> [BRIEF] Extract the full listing below without altering a single character.

╔══

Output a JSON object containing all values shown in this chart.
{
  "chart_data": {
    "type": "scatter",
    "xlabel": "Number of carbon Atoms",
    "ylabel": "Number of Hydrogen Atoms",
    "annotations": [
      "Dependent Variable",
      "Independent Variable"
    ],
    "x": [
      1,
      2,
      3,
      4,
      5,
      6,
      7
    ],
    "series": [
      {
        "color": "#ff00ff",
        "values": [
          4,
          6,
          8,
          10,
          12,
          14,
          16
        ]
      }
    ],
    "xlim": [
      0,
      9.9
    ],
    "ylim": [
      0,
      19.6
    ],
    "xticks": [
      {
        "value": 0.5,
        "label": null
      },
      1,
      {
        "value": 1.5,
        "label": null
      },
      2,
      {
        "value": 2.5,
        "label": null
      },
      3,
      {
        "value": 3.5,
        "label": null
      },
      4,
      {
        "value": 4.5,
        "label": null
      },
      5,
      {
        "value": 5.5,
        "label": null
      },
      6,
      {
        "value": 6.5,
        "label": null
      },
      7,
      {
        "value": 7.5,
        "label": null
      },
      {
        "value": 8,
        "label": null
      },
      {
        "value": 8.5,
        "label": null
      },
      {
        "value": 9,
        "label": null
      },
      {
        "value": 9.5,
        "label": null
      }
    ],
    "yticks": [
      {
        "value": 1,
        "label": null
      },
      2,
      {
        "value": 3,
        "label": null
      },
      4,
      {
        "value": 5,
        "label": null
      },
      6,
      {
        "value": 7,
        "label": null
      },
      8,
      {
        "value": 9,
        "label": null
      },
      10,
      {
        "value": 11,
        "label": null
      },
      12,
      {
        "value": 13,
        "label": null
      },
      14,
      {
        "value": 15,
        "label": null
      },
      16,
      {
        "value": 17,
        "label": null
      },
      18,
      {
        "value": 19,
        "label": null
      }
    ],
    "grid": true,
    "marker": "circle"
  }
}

╚══

> [EXERCISE OUTPUT]
Output a JSON object containing all values shown in this chart.
{
  "chart_data": {
    "type": "scatter",
    "xlabel": "Number of carbon Atoms",
    "ylabel": "Number of Hydrogen Atoms",
    "annotations": [
      "Dependent Variable",
      "Independent Variable"
    ],
    "x": [
      1,
      2,
      3,
      4,
      5,
      6,
      7
    ],
    "series": [
      {
        "color": "#ff00ff",
        "values": [
          4,
          6,
          8,
          10,
          12,
          14,
          16
        ]
      }
    ],
    "xlim": [
      0,
      9.9
    ],
    "ylim": [
      0,
      19.6
    ],
    "xticks": [
      {
        "value": 0.5,
        "label": null
      },
      1,
      {
        "value": 1.5,
        "label": null
      },
      2,
      {
        "value": 2.5,
        "label": null
      },
      3,
      {
        "value": 3.5,
        "label": null
      },
      4,
      {
        "value": 4.5,
        "label": null
      },
      5,
      {
        "value": 5.5,
        "label": null
      },
      6,
      {
        "value": 6.5,
        "label": null
      },
      7,
      {
        "value": 7.5,
        "label": null
      },
      {
        "value": 8,
        "label": null
      },
      {
        "value": 8.5,
        "label": null
      },
      {
        "value": 9,
        "label": null
      },
      {
        "value": 9.5,
        "label": null
      }
    ],
    "yticks": [
      {
        "value": 1,
        "label": null
      },
      2,
      {
        "value": 3,
        "label": null
      },
      4,
      {
        "value": 5,
        "label": null
      },
      6,
      {
        "value": 7,
        "label": null
      },
      8,
      {
        "value": 9,
        "label": null
      },
      10,
      {
        "value": 11,
        "label": null
      },
      12,
      {
        "value": 13,
        "label": null
      },
      14,
      {
        "value": 15,
        "label": null
      },
      16,
      {
        "value": 17,
        "label": null
      },
      18,
      {
        "value": 19,
        "label": null
      }
    ],
    "grid": true,
    "marker": "circle"
  }
}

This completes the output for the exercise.